* **Data entries**
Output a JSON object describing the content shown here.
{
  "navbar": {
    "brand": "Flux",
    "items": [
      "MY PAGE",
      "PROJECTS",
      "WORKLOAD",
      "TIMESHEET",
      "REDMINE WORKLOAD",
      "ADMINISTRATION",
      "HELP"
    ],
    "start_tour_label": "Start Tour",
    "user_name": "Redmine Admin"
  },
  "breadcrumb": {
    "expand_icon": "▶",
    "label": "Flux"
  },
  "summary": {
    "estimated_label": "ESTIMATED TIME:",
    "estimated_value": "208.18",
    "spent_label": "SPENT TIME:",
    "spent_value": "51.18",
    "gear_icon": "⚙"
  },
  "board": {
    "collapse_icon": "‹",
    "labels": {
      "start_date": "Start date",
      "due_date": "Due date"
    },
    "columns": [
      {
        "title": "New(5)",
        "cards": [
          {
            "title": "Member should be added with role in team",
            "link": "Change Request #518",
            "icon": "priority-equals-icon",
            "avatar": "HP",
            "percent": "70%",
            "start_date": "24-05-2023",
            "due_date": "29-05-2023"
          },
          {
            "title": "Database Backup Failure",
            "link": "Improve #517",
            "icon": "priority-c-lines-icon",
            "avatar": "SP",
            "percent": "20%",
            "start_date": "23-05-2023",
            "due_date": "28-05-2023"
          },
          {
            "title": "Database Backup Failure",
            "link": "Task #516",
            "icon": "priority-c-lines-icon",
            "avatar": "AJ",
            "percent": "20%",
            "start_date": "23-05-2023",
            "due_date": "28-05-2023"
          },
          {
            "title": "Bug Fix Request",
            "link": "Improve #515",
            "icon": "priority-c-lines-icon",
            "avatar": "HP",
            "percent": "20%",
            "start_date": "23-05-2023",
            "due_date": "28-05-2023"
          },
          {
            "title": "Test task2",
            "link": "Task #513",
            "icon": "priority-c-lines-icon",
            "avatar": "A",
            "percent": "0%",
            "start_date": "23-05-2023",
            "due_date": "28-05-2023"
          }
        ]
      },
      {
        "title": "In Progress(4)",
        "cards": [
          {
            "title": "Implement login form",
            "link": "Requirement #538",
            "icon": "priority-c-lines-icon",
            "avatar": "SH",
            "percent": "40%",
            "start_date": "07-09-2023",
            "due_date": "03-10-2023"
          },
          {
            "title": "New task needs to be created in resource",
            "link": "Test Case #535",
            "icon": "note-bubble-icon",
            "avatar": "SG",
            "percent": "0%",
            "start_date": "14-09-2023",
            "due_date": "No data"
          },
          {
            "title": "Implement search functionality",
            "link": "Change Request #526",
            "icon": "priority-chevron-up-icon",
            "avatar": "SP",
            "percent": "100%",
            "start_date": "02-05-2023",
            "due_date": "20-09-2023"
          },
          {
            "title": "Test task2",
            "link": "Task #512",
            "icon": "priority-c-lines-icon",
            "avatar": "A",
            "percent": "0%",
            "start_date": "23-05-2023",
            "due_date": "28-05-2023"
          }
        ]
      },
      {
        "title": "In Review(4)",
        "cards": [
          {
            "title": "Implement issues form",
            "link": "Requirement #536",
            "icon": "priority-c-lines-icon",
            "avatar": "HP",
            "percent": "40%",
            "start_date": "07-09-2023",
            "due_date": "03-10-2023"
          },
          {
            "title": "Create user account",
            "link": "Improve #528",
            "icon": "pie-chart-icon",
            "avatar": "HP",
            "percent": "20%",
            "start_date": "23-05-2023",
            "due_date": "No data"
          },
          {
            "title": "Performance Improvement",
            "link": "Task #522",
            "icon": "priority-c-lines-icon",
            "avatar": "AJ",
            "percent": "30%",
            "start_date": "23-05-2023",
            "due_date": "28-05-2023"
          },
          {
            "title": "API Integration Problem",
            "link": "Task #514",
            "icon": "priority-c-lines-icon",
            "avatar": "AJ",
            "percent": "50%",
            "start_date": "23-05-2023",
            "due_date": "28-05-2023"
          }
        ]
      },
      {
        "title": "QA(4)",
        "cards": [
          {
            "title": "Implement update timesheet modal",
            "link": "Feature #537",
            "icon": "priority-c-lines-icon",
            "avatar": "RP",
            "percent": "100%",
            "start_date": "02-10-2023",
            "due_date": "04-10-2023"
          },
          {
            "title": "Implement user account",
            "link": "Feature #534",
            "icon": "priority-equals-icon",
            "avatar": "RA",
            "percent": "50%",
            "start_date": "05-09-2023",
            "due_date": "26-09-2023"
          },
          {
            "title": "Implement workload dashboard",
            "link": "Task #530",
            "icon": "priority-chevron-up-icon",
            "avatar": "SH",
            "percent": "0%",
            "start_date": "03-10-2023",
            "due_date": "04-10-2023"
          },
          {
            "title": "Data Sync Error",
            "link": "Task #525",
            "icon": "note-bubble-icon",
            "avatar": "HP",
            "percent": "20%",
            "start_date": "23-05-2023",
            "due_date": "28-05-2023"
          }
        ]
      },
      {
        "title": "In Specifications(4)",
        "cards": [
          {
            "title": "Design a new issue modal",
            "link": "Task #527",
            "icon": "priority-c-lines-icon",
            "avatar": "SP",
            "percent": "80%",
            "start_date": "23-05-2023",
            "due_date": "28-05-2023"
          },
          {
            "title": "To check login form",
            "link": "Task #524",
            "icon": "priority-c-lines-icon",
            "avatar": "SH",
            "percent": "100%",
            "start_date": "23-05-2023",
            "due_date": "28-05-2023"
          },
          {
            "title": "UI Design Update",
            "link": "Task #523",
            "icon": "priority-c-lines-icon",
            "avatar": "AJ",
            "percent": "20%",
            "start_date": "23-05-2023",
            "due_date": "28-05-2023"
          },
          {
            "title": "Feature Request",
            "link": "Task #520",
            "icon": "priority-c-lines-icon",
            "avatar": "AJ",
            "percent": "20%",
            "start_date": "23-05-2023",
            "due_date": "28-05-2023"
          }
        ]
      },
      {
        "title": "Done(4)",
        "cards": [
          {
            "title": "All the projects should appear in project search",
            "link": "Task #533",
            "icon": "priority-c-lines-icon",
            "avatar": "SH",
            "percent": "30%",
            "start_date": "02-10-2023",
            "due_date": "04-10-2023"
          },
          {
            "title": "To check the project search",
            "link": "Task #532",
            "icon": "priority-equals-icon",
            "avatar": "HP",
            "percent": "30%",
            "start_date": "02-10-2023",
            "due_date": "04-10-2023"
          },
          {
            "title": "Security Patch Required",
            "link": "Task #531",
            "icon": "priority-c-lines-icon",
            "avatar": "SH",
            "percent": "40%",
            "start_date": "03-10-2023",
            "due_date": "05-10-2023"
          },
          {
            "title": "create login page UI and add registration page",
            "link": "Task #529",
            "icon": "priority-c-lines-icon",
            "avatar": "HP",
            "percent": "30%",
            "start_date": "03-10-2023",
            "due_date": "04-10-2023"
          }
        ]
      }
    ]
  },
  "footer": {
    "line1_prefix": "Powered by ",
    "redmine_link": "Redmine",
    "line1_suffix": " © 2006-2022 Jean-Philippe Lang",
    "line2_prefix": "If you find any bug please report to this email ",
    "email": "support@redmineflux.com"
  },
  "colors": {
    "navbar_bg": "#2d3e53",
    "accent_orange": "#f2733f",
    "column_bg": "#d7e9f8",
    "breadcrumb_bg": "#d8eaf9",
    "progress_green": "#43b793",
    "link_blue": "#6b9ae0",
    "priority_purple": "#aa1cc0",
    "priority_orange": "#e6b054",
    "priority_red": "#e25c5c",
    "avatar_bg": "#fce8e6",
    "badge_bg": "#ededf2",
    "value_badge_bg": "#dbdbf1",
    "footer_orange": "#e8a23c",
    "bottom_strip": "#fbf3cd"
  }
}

* **Problem description**
Where a line in the entries holds "Request", copy that line.

* **Full solution**
            "link": "Change Request #518",
            "title": "Bug Fix Request",
            "link": "Change Request #526",
            "title": "Feature Request",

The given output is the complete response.